#### Exercise requirements:
Whenever a line below holds the word "tänkbara", copy that line.

Figure collection entries:
──────────
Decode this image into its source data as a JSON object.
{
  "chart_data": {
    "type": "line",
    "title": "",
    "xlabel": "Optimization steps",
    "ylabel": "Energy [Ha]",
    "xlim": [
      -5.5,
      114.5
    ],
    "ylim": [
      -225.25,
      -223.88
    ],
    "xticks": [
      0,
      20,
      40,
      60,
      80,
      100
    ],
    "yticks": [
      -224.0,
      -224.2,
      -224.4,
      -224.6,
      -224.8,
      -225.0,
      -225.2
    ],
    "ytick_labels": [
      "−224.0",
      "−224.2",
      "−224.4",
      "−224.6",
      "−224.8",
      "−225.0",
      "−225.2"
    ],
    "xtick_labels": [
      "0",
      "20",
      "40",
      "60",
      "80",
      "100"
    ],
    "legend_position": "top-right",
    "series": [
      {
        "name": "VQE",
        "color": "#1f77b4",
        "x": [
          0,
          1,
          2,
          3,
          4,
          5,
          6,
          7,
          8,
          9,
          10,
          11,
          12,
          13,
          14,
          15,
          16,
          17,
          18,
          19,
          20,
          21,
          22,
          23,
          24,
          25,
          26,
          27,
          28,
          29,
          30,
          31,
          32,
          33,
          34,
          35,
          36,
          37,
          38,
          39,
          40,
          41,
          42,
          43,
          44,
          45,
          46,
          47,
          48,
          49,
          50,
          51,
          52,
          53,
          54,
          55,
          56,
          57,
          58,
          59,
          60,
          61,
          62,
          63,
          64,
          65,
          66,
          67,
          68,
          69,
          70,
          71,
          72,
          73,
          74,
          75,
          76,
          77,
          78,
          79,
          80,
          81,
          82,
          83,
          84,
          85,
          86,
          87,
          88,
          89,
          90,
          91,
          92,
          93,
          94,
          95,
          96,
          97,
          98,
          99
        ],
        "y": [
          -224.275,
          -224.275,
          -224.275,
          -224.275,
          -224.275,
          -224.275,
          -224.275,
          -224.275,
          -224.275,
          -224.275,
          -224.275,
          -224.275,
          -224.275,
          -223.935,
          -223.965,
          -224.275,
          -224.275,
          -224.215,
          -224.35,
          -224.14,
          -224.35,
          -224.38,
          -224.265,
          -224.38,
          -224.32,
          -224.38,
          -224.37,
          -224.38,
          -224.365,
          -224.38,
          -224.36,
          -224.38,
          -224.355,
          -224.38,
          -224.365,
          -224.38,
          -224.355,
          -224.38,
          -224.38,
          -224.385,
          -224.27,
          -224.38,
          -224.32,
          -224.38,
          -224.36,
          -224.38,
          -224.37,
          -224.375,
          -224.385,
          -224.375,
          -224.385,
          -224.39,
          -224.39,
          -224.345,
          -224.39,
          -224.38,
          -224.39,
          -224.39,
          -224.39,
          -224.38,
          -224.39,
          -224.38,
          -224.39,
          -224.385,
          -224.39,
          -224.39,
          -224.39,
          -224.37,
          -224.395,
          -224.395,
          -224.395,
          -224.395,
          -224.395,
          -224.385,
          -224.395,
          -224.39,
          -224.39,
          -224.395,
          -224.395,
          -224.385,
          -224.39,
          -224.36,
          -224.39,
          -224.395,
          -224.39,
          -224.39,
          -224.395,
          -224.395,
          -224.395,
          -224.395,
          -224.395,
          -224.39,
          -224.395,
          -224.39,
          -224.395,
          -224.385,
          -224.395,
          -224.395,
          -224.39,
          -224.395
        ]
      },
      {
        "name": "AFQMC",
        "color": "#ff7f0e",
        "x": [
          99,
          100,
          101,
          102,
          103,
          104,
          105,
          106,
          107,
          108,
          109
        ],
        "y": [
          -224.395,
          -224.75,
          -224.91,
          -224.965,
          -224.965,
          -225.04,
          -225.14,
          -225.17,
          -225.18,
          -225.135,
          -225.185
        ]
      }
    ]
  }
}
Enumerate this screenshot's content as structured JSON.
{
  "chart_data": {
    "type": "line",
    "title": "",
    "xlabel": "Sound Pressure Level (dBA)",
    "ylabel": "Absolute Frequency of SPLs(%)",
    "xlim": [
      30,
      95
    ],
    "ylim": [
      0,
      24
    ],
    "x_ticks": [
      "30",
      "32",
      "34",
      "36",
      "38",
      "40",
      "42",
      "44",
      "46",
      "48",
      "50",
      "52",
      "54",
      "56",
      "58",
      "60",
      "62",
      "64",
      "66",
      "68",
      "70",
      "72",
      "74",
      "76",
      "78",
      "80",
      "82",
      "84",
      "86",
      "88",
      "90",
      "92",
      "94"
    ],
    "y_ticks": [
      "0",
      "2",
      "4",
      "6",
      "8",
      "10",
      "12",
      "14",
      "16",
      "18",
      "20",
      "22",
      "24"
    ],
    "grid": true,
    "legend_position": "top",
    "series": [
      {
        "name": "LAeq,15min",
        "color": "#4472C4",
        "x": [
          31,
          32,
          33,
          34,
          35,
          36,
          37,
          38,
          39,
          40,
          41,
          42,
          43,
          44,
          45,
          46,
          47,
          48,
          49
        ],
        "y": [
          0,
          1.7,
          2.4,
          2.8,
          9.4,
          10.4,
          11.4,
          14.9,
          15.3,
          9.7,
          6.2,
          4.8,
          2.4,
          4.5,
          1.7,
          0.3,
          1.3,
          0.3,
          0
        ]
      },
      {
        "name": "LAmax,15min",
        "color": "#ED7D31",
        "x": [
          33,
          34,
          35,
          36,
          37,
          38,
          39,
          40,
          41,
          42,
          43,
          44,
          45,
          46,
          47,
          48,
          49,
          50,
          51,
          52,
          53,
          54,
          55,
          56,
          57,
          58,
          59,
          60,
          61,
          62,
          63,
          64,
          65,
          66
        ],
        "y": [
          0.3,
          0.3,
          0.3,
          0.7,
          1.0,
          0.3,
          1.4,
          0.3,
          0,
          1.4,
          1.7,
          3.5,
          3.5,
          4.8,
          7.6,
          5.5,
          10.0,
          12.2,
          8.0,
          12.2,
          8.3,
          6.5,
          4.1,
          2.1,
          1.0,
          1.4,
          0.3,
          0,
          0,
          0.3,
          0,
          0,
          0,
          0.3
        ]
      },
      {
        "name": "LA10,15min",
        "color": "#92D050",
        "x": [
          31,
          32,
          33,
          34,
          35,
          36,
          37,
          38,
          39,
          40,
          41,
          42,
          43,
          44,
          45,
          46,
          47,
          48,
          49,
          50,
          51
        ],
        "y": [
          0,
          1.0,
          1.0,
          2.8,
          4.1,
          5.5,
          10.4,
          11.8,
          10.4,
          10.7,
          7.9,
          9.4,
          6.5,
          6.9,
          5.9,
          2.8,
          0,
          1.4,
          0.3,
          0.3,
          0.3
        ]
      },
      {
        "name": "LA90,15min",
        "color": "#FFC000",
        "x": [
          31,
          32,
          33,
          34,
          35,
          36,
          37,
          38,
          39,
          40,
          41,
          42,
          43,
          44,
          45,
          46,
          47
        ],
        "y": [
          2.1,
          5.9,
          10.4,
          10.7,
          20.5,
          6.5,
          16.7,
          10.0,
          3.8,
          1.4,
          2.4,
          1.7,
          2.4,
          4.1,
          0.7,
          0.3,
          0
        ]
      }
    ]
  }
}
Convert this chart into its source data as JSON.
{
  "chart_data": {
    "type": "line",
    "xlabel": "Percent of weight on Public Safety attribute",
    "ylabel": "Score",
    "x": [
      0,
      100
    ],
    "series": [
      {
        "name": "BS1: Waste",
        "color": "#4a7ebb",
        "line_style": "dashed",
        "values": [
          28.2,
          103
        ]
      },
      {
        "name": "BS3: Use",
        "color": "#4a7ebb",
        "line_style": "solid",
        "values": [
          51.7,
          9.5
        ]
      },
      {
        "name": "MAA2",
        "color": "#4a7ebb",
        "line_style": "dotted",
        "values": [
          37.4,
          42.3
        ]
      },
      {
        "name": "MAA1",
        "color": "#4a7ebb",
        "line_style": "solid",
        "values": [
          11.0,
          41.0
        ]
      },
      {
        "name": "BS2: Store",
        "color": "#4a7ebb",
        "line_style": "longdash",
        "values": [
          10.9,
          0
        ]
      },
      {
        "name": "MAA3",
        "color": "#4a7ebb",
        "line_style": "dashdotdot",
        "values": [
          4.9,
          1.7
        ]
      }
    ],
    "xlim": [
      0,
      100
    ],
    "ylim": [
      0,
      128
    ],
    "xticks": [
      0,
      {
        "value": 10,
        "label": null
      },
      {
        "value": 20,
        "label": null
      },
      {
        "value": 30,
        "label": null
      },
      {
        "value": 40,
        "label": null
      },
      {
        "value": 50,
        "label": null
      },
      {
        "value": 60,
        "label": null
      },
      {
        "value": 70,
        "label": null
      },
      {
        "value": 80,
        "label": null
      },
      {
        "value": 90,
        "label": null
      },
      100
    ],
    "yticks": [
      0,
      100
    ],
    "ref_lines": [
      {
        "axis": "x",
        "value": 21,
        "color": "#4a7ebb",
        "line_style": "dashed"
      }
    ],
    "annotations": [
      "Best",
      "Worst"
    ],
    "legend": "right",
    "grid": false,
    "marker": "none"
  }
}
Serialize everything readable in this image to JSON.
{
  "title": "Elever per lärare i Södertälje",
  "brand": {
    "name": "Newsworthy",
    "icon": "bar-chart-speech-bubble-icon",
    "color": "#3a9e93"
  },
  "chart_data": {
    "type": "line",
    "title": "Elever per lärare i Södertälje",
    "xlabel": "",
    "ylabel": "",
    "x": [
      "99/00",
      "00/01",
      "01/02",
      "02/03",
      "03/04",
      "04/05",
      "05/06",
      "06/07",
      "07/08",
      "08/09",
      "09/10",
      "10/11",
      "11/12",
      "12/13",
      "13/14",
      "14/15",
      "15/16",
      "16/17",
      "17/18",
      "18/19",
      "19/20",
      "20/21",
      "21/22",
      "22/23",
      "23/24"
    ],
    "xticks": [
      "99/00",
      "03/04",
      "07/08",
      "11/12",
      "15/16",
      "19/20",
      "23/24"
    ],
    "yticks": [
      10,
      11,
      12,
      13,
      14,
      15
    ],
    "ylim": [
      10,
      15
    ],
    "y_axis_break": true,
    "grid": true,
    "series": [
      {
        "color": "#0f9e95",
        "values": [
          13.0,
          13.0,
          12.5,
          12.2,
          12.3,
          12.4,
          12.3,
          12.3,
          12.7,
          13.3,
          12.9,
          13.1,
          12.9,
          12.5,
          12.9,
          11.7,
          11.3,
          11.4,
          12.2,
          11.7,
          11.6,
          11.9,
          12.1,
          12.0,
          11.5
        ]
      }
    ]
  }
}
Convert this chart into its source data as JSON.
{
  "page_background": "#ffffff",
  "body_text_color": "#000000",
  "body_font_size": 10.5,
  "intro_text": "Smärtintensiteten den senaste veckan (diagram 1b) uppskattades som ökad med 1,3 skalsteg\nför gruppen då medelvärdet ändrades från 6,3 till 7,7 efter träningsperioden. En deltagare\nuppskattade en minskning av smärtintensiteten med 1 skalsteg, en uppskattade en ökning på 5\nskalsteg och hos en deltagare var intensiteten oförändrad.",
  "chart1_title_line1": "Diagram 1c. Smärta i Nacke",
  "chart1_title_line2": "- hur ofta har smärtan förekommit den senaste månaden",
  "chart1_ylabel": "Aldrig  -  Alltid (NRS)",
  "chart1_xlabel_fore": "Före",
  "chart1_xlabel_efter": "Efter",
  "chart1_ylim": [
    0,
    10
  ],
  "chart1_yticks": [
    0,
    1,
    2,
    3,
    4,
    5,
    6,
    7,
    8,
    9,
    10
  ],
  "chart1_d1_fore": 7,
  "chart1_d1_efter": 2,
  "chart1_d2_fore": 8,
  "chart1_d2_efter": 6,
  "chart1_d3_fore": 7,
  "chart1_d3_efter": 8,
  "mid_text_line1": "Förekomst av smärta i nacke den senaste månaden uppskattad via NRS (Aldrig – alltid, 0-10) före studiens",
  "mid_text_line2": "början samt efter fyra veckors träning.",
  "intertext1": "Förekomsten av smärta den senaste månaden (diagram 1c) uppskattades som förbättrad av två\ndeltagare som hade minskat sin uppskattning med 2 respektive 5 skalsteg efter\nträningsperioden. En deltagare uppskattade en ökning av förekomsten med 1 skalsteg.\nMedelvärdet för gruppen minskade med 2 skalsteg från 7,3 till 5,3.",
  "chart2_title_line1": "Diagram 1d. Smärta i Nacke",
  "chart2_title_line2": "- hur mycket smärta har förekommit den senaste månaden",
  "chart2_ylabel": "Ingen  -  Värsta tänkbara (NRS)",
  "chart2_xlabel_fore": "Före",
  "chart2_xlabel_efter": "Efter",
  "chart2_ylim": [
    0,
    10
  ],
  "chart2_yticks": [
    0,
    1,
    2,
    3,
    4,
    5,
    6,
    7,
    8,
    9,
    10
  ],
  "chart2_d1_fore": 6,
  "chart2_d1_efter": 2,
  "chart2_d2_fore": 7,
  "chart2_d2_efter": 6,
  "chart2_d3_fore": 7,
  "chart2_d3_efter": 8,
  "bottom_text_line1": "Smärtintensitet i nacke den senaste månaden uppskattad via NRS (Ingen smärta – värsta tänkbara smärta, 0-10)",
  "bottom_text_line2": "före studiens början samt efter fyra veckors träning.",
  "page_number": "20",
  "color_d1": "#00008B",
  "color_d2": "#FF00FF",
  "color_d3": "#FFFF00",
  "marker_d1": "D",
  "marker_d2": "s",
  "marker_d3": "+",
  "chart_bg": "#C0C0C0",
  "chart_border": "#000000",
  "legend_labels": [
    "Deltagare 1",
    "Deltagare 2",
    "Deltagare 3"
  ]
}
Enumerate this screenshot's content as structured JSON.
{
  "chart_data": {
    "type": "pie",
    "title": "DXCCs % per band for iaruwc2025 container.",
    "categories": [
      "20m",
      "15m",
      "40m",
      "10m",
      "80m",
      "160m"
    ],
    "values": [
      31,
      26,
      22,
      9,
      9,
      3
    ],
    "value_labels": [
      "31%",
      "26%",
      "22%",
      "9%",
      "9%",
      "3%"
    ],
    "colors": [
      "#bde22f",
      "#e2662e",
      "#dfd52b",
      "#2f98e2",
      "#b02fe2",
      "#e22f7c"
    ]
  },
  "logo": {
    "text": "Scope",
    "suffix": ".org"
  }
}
──────────
#### Answer to this exercise:
  "chart2_ylabel": "Ingen  -  Värsta tänkbara (NRS)",
  "bottom_text_line1": "Smärtintensitet i nacke den senaste månaden uppskattad via NRS (Ingen smärta – värsta tänkbara smärta, 0-10)",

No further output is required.